Recorded data
■ ■ ■ ■ ■ ■ ■
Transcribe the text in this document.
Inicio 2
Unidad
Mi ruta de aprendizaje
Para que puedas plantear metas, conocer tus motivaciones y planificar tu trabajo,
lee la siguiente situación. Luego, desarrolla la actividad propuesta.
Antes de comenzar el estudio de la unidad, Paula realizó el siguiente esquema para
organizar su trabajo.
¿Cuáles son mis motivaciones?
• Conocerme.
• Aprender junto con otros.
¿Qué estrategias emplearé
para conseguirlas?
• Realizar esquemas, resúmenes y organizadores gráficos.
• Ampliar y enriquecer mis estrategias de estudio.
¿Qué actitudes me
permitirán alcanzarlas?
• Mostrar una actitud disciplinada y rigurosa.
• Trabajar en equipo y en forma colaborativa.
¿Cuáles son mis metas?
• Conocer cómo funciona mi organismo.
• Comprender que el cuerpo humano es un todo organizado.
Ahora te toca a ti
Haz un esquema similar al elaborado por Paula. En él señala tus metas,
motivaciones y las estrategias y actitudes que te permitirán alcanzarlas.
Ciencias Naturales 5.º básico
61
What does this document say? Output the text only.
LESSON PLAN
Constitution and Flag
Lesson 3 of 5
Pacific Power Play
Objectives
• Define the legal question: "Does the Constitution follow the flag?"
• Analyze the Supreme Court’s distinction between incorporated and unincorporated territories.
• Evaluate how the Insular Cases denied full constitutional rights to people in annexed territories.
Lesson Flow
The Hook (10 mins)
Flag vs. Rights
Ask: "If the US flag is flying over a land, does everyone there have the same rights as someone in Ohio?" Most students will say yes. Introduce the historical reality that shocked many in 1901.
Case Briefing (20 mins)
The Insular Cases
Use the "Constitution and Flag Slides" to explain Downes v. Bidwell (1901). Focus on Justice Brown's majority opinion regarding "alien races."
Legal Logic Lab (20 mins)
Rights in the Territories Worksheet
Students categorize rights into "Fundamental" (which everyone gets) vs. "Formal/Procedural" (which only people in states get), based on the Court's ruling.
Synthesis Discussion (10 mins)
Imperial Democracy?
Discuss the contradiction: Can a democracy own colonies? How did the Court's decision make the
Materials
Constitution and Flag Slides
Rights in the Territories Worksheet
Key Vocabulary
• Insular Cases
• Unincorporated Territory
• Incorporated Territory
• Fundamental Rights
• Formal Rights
■ ■ ■ ■ ■ ■ ■
• **Requirements**:
Please set down all the data word for word.

• **Result of this exercise**:
Transcribe the text in this document.
Inicio 2
Unidad
Mi ruta de aprendizaje
Para que puedas plantear metas, conocer tus motivaciones y planificar tu trabajo,
lee la siguiente situación. Luego, desarrolla la actividad propuesta.
Antes de comenzar el estudio de la unidad, Paula realizó el siguiente esquema para
organizar su trabajo.
¿Cuáles son mis motivaciones?
• Conocerme.
• Aprender junto con otros.
¿Qué estrategias emplearé
para conseguirlas?
• Realizar esquemas, resúmenes y organizadores gráficos.
• Ampliar y enriquecer mis estrategias de estudio.
¿Qué actitudes me
permitirán alcanzarlas?
• Mostrar una actitud disciplinada y rigurosa.
• Trabajar en equipo y en forma colaborativa.
¿Cuáles son mis metas?
• Conocer cómo funciona mi organismo.
• Comprender que el cuerpo humano es un todo organizado.
Ahora te toca a ti
Haz un esquema similar al elaborado por Paula. En él señala tus metas,
motivaciones y las estrategias y actitudes que te permitirán alcanzarlas.
Ciencias Naturales 5.º básico
61
What does this document say? Output the text only.
LESSON PLAN
Constitution and Flag
Lesson 3 of 5
Pacific Power Play
Objectives
• Define the legal question: "Does the Constitution follow the flag?"
• Analyze the Supreme Court’s distinction between incorporated and unincorporated territories.
• Evaluate how the Insular Cases denied full constitutional rights to people in annexed territories.
Lesson Flow
The Hook (10 mins)
Flag vs. Rights
Ask: "If the US flag is flying over a land, does everyone there have the same rights as someone in Ohio?" Most students will say yes. Introduce the historical reality that shocked many in 1901.
Case Briefing (20 mins)
The Insular Cases
Use the "Constitution and Flag Slides" to explain Downes v. Bidwell (1901). Focus on Justice Brown's majority opinion regarding "alien races."
Legal Logic Lab (20 mins)
Rights in the Territories Worksheet
Students categorize rights into "Fundamental" (which everyone gets) vs. "Formal/Procedural" (which only people in states get), based on the Court's ruling.
Synthesis Discussion (10 mins)
Imperial Democracy?
Discuss the contradiction: Can a democracy own colonies? How did the Court's decision make the
Materials
Constitution and Flag Slides
Rights in the Territories Worksheet
Key Vocabulary
• Insular Cases
• Unincorporated Territory
• Incorporated Territory
• Fundamental Rights
• Formal Rights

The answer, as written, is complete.